**WORK REQUIRED**
Repeat the material below exactly, with no pictures.

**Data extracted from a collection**
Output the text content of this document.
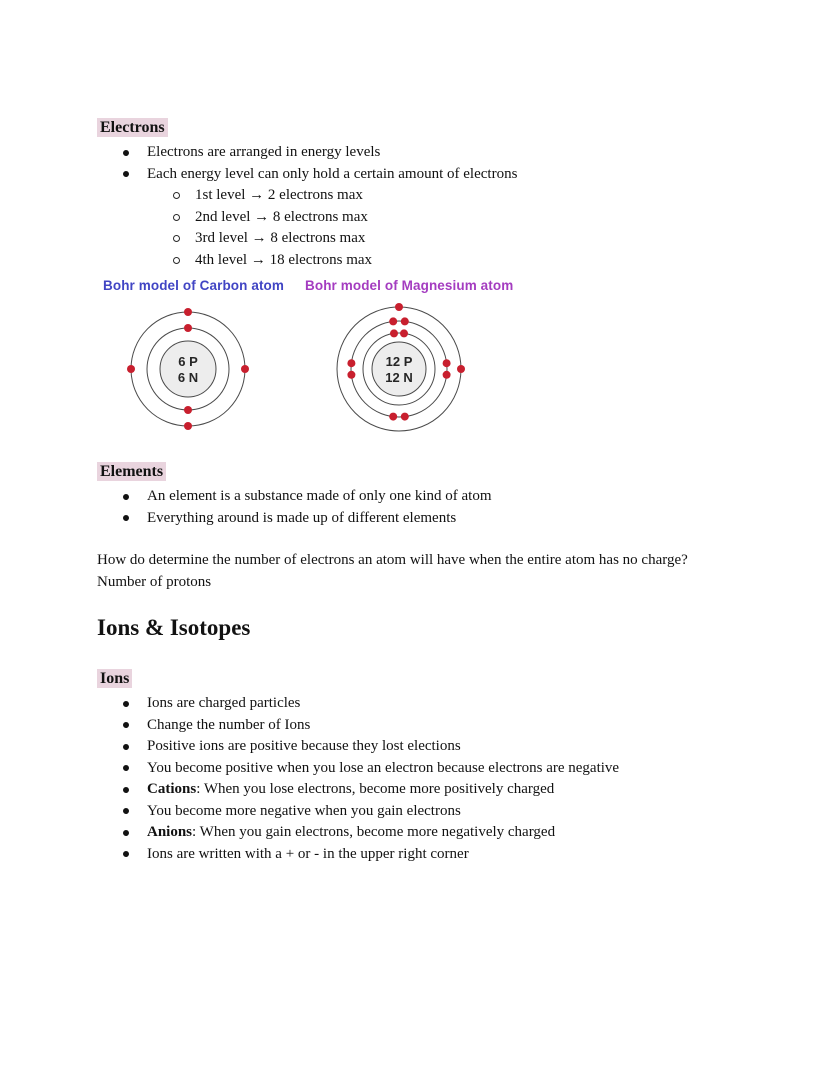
Electrons
Electrons are arranged in energy levels
Each energy level can only hold a certain amount of electrons
1st level → 2 electrons max
2nd level → 8 electrons max
3rd level → 8 electrons max
4th level → 18 electrons max
Bohr model of Carbon atom
6 P
6 N
Bohr model of Magnesium atom
12 P
12 N
Elements
An element is a substance made of only one kind of atom
Everything around is made up of different elements

How do determine the number of electrons an atom will have when the entire atom has no charge? Number of protons

Ions & Isotopes
Ions
Ions are charged particles
Change the number of Ions
Positive ions are positive because they lost elections
You become positive when you lose an electron because electrons are negative
Cations: When you lose electrons, become more positively charged
You become more negative when you gain electrons
Anions: When you gain electrons, become more negatively charged
Ions are written with a + or - in the upper right corner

**FINAL ANSWER**
Output the text content of this document.
Electrons
Electrons are arranged in energy levels
Each energy level can only hold a certain amount of electrons
1st level → 2 electrons max
2nd level → 8 electrons max
3rd level → 8 electrons max
4th level → 18 electrons max
Bohr model of Carbon atom
6 P
6 N
Bohr model of Magnesium atom
12 P
12 N
Elements
An element is a substance made of only one kind of atom
Everything around is made up of different elements

How do determine the number of electrons an atom will have when the entire atom has no charge? Number of protons

Ions & Isotopes
Ions
Ions are charged particles
Change the number of Ions
Positive ions are positive because they lost elections
You become positive when you lose an electron because electrons are negative
Cations: When you lose electrons, become more positively charged
You become more negative when you gain electrons
Anions: When you gain electrons, become more negatively charged
Ions are written with a + or - in the upper right corner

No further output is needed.